Written task — Extract the listing below in full, unchanged.

Dataset content —

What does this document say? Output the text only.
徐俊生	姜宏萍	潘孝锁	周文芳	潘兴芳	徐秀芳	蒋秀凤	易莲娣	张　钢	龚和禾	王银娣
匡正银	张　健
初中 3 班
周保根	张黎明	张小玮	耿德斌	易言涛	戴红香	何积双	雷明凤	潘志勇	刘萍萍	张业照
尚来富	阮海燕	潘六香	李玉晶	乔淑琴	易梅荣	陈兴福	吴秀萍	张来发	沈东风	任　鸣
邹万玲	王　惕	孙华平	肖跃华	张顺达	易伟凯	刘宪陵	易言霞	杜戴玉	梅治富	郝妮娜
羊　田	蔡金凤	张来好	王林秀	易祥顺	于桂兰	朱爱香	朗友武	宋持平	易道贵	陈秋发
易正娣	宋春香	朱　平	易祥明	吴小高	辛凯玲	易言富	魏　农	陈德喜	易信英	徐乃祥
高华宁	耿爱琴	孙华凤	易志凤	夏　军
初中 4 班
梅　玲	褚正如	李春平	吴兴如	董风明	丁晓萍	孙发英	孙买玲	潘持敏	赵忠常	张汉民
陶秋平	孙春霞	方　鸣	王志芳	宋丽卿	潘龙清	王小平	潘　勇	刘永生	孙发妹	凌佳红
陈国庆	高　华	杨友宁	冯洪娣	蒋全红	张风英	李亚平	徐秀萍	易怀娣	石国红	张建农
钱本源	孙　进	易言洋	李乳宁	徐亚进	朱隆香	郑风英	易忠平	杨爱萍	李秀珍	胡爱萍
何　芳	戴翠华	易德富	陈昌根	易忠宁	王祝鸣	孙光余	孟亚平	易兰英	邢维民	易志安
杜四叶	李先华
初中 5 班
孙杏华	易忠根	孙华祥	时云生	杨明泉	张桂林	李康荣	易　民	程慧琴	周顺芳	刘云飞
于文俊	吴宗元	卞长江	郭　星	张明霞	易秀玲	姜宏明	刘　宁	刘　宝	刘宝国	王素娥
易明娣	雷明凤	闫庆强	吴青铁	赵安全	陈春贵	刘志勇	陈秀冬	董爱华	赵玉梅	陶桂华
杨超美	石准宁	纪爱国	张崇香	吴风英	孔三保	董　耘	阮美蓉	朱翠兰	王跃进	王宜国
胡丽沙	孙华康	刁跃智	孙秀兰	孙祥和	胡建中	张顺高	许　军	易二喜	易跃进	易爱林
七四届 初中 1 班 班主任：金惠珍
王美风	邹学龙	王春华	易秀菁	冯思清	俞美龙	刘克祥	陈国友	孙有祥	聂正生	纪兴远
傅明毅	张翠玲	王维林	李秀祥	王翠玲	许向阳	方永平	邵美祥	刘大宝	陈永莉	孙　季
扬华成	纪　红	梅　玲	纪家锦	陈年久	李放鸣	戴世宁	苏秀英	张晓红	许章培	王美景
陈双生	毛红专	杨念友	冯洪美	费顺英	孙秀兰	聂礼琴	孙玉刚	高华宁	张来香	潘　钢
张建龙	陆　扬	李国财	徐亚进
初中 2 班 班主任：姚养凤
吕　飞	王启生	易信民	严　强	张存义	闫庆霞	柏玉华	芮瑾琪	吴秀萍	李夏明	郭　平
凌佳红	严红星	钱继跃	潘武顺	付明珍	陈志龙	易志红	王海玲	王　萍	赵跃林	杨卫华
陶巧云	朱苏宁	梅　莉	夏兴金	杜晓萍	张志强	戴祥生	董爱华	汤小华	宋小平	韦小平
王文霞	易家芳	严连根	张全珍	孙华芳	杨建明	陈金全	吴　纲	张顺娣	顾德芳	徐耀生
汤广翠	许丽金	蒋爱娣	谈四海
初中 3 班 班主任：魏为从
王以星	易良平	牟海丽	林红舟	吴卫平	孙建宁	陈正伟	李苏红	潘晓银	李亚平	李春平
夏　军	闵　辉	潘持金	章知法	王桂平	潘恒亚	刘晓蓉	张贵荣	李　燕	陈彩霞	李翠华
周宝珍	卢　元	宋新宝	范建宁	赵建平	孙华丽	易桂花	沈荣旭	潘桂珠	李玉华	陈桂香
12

Full answer —
What does this document say? Output the text only.
徐俊生	姜宏萍	潘孝锁	周文芳	潘兴芳	徐秀芳	蒋秀凤	易莲娣	张　钢	龚和禾	王银娣
匡正银	张　健
初中 3 班
周保根	张黎明	张小玮	耿德斌	易言涛	戴红香	何积双	雷明凤	潘志勇	刘萍萍	张业照
尚来富	阮海燕	潘六香	李玉晶	乔淑琴	易梅荣	陈兴福	吴秀萍	张来发	沈东风	任　鸣
邹万玲	王　惕	孙华平	肖跃华	张顺达	易伟凯	刘宪陵	易言霞	杜戴玉	梅治富	郝妮娜
羊　田	蔡金凤	张来好	王林秀	易祥顺	于桂兰	朱爱香	朗友武	宋持平	易道贵	陈秋发
易正娣	宋春香	朱　平	易祥明	吴小高	辛凯玲	易言富	魏　农	陈德喜	易信英	徐乃祥
高华宁	耿爱琴	孙华凤	易志凤	夏　军
初中 4 班
梅　玲	褚正如	李春平	吴兴如	董风明	丁晓萍	孙发英	孙买玲	潘持敏	赵忠常	张汉民
陶秋平	孙春霞	方　鸣	王志芳	宋丽卿	潘龙清	王小平	潘　勇	刘永生	孙发妹	凌佳红
陈国庆	高　华	杨友宁	冯洪娣	蒋全红	张风英	李亚平	徐秀萍	易怀娣	石国红	张建农
钱本源	孙　进	易言洋	李乳宁	徐亚进	朱隆香	郑风英	易忠平	杨爱萍	李秀珍	胡爱萍
何　芳	戴翠华	易德富	陈昌根	易忠宁	王祝鸣	孙光余	孟亚平	易兰英	邢维民	易志安
杜四叶	李先华
初中 5 班
孙杏华	易忠根	孙华祥	时云生	杨明泉	张桂林	李康荣	易　民	程慧琴	周顺芳	刘云飞
于文俊	吴宗元	卞长江	郭　星	张明霞	易秀玲	姜宏明	刘　宁	刘　宝	刘宝国	王素娥
易明娣	雷明凤	闫庆强	吴青铁	赵安全	陈春贵	刘志勇	陈秀冬	董爱华	赵玉梅	陶桂华
杨超美	石准宁	纪爱国	张崇香	吴风英	孔三保	董　耘	阮美蓉	朱翠兰	王跃进	王宜国
胡丽沙	孙华康	刁跃智	孙秀兰	孙祥和	胡建中	张顺高	许　军	易二喜	易跃进	易爱林
七四届 初中 1 班 班主任：金惠珍
王美风	邹学龙	王春华	易秀菁	冯思清	俞美龙	刘克祥	陈国友	孙有祥	聂正生	纪兴远
傅明毅	张翠玲	王维林	李秀祥	王翠玲	许向阳	方永平	邵美祥	刘大宝	陈永莉	孙　季
扬华成	纪　红	梅　玲	纪家锦	陈年久	李放鸣	戴世宁	苏秀英	张晓红	许章培	王美景
陈双生	毛红专	杨念友	冯洪美	费顺英	孙秀兰	聂礼琴	孙玉刚	高华宁	张来香	潘　钢
张建龙	陆　扬	李国财	徐亚进
初中 2 班 班主任：姚养凤
吕　飞	王启生	易信民	严　强	张存义	闫庆霞	柏玉华	芮瑾琪	吴秀萍	李夏明	郭　平
凌佳红	严红星	钱继跃	潘武顺	付明珍	陈志龙	易志红	王海玲	王　萍	赵跃林	杨卫华
陶巧云	朱苏宁	梅　莉	夏兴金	杜晓萍	张志强	戴祥生	董爱华	汤小华	宋小平	韦小平
王文霞	易家芳	严连根	张全珍	孙华芳	杨建明	陈金全	吴　纲	张顺娣	顾德芳	徐耀生
汤广翠	许丽金	蒋爱娣	谈四海
初中 3 班 班主任：魏为从
王以星	易良平	牟海丽	林红舟	吴卫平	孙建宁	陈正伟	李苏红	潘晓银	李亚平	李春平
夏　军	闵　辉	潘持金	章知法	王桂平	潘恒亚	刘晓蓉	张贵荣	李　燕	陈彩霞	李翠华
周宝珍	卢　元	宋新宝	范建宁	赵建平	孙华丽	易桂花	沈荣旭	潘桂珠	李玉华	陈桂香
12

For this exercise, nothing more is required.